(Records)

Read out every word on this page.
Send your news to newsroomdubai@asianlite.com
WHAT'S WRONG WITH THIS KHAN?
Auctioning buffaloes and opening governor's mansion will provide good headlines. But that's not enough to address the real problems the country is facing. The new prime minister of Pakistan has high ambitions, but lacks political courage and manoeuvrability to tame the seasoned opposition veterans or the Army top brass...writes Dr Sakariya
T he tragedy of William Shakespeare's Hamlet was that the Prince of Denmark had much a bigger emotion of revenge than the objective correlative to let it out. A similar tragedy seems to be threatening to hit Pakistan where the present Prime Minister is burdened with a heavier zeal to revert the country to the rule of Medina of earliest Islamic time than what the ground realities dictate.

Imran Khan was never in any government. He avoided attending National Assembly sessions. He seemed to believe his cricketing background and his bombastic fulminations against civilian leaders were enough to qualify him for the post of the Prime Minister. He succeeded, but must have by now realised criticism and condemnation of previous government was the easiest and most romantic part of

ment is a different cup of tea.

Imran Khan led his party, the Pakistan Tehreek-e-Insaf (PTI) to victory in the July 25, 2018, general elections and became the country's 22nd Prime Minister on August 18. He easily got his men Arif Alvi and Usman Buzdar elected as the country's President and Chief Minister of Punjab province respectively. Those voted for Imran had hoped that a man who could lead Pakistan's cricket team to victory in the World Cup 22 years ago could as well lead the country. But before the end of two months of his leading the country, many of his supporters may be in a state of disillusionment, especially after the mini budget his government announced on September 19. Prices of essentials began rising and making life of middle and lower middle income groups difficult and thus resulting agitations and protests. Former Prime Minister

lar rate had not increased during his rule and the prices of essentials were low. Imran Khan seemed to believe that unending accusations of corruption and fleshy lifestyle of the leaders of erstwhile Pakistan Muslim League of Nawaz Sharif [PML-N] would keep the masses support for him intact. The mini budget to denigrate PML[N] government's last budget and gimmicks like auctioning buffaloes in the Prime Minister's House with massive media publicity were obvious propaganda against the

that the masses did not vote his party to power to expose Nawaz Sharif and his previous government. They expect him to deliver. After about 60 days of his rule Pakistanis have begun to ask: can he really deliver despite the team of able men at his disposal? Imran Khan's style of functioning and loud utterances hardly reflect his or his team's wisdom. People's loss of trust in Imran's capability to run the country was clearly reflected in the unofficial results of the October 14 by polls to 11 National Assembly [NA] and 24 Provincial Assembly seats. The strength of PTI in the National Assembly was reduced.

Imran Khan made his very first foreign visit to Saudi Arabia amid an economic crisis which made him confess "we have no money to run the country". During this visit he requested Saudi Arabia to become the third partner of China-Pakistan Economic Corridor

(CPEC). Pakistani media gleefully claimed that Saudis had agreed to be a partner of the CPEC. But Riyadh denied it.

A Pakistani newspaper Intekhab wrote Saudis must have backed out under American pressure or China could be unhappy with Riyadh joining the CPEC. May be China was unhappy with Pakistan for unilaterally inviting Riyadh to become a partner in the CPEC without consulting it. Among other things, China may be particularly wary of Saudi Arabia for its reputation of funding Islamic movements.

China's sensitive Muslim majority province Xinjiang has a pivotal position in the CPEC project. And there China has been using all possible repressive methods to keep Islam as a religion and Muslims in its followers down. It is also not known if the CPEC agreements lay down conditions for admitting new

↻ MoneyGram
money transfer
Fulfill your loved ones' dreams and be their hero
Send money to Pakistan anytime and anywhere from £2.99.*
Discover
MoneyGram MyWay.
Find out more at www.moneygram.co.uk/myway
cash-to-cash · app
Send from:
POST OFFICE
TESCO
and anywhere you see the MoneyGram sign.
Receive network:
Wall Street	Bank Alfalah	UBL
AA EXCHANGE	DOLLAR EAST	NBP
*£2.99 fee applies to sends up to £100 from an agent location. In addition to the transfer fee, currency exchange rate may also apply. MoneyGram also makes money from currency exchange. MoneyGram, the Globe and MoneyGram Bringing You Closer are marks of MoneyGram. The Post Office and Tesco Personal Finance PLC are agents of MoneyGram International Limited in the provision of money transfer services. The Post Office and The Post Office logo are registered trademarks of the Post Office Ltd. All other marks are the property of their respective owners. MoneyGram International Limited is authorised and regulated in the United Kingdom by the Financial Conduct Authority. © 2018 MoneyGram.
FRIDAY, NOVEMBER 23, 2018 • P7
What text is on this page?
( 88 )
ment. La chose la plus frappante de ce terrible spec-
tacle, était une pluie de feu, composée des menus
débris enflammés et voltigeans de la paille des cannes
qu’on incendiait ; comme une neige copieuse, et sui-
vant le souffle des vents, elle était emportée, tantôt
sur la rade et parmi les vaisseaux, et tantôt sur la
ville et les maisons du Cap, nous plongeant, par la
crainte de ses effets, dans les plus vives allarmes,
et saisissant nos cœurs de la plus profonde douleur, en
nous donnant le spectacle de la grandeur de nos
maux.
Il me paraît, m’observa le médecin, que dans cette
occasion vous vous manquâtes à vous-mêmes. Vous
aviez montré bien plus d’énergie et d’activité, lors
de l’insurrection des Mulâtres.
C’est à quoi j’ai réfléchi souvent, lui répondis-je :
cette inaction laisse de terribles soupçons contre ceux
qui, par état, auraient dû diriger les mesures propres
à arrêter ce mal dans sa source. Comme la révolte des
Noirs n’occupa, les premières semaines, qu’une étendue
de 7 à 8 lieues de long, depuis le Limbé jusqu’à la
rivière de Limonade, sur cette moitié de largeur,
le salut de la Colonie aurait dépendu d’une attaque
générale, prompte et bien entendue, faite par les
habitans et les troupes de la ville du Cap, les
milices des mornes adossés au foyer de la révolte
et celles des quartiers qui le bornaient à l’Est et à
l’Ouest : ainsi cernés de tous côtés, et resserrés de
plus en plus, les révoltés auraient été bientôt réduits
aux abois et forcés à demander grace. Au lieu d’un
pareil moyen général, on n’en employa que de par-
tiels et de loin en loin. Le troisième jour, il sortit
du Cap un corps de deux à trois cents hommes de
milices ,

EXERCISE GOAL:
The whole listing above needs to be written out again exactly.

REPLY:
Read out every word on this page.
Send your news to newsroomdubai@asianlite.com
WHAT'S WRONG WITH THIS KHAN?
Auctioning buffaloes and opening governor's mansion will provide good headlines. But that's not enough to address the real problems the country is facing. The new prime minister of Pakistan has high ambitions, but lacks political courage and manoeuvrability to tame the seasoned opposition veterans or the Army top brass...writes Dr Sakariya
T he tragedy of William Shakespeare's Hamlet was that the Prince of Denmark had much a bigger emotion of revenge than the objective correlative to let it out. A similar tragedy seems to be threatening to hit Pakistan where the present Prime Minister is burdened with a heavier zeal to revert the country to the rule of Medina of earliest Islamic time than what the ground realities dictate.

Imran Khan was never in any government. He avoided attending National Assembly sessions. He seemed to believe his cricketing background and his bombastic fulminations against civilian leaders were enough to qualify him for the post of the Prime Minister. He succeeded, but must have by now realised criticism and condemnation of previous government was the easiest and most romantic part of

ment is a different cup of tea.

Imran Khan led his party, the Pakistan Tehreek-e-Insaf (PTI) to victory in the July 25, 2018, general elections and became the country's 22nd Prime Minister on August 18. He easily got his men Arif Alvi and Usman Buzdar elected as the country's President and Chief Minister of Punjab province respectively. Those voted for Imran had hoped that a man who could lead Pakistan's cricket team to victory in the World Cup 22 years ago could as well lead the country. But before the end of two months of his leading the country, many of his supporters may be in a state of disillusionment, especially after the mini budget his government announced on September 19. Prices of essentials began rising and making life of middle and lower middle income groups difficult and thus resulting agitations and protests. Former Prime Minister

lar rate had not increased during his rule and the prices of essentials were low. Imran Khan seemed to believe that unending accusations of corruption and fleshy lifestyle of the leaders of erstwhile Pakistan Muslim League of Nawaz Sharif [PML-N] would keep the masses support for him intact. The mini budget to denigrate PML[N] government's last budget and gimmicks like auctioning buffaloes in the Prime Minister's House with massive media publicity were obvious propaganda against the

that the masses did not vote his party to power to expose Nawaz Sharif and his previous government. They expect him to deliver. After about 60 days of his rule Pakistanis have begun to ask: can he really deliver despite the team of able men at his disposal? Imran Khan's style of functioning and loud utterances hardly reflect his or his team's wisdom. People's loss of trust in Imran's capability to run the country was clearly reflected in the unofficial results of the October 14 by polls to 11 National Assembly [NA] and 24 Provincial Assembly seats. The strength of PTI in the National Assembly was reduced.

Imran Khan made his very first foreign visit to Saudi Arabia amid an economic crisis which made him confess "we have no money to run the country". During this visit he requested Saudi Arabia to become the third partner of China-Pakistan Economic Corridor

(CPEC). Pakistani media gleefully claimed that Saudis had agreed to be a partner of the CPEC. But Riyadh denied it.

A Pakistani newspaper Intekhab wrote Saudis must have backed out under American pressure or China could be unhappy with Riyadh joining the CPEC. May be China was unhappy with Pakistan for unilaterally inviting Riyadh to become a partner in the CPEC without consulting it. Among other things, China may be particularly wary of Saudi Arabia for its reputation of funding Islamic movements.

China's sensitive Muslim majority province Xinjiang has a pivotal position in the CPEC project. And there China has been using all possible repressive methods to keep Islam as a religion and Muslims in its followers down. It is also not known if the CPEC agreements lay down conditions for admitting new

↻ MoneyGram
money transfer
Fulfill your loved ones' dreams and be their hero
Send money to Pakistan anytime and anywhere from £2.99.*
Discover
MoneyGram MyWay.
Find out more at www.moneygram.co.uk/myway
cash-to-cash · app
Send from:
POST OFFICE
TESCO
and anywhere you see the MoneyGram sign.
Receive network:
Wall Street	Bank Alfalah	UBL
AA EXCHANGE	DOLLAR EAST	NBP
*£2.99 fee applies to sends up to £100 from an agent location. In addition to the transfer fee, currency exchange rate may also apply. MoneyGram also makes money from currency exchange. MoneyGram, the Globe and MoneyGram Bringing You Closer are marks of MoneyGram. The Post Office and Tesco Personal Finance PLC are agents of MoneyGram International Limited in the provision of money transfer services. The Post Office and The Post Office logo are registered trademarks of the Post Office Ltd. All other marks are the property of their respective owners. MoneyGram International Limited is authorised and regulated in the United Kingdom by the Financial Conduct Authority. © 2018 MoneyGram.
FRIDAY, NOVEMBER 23, 2018 • P7
What text is on this page?
( 88 )
ment. La chose la plus frappante de ce terrible spec-
tacle, était une pluie de feu, composée des menus
débris enflammés et voltigeans de la paille des cannes
qu’on incendiait ; comme une neige copieuse, et sui-
vant le souffle des vents, elle était emportée, tantôt
sur la rade et parmi les vaisseaux, et tantôt sur la
ville et les maisons du Cap, nous plongeant, par la
crainte de ses effets, dans les plus vives allarmes,
et saisissant nos cœurs de la plus profonde douleur, en
nous donnant le spectacle de la grandeur de nos
maux.
Il me paraît, m’observa le médecin, que dans cette
occasion vous vous manquâtes à vous-mêmes. Vous
aviez montré bien plus d’énergie et d’activité, lors
de l’insurrection des Mulâtres.
C’est à quoi j’ai réfléchi souvent, lui répondis-je :
cette inaction laisse de terribles soupçons contre ceux
qui, par état, auraient dû diriger les mesures propres
à arrêter ce mal dans sa source. Comme la révolte des
Noirs n’occupa, les premières semaines, qu’une étendue
de 7 à 8 lieues de long, depuis le Limbé jusqu’à la
rivière de Limonade, sur cette moitié de largeur,
le salut de la Colonie aurait dépendu d’une attaque
générale, prompte et bien entendue, faite par les
habitans et les troupes de la ville du Cap, les
milices des mornes adossés au foyer de la révolte
et celles des quartiers qui le bornaient à l’Est et à
l’Ouest : ainsi cernés de tous côtés, et resserrés de
plus en plus, les révoltés auraient été bientôt réduits
aux abois et forcés à demander grace. Au lieu d’un
pareil moyen général, on n’en employa que de par-
tiels et de loin en loin. Le troisième jour, il sortit
du Cap un corps de deux à trois cents hommes de
milices ,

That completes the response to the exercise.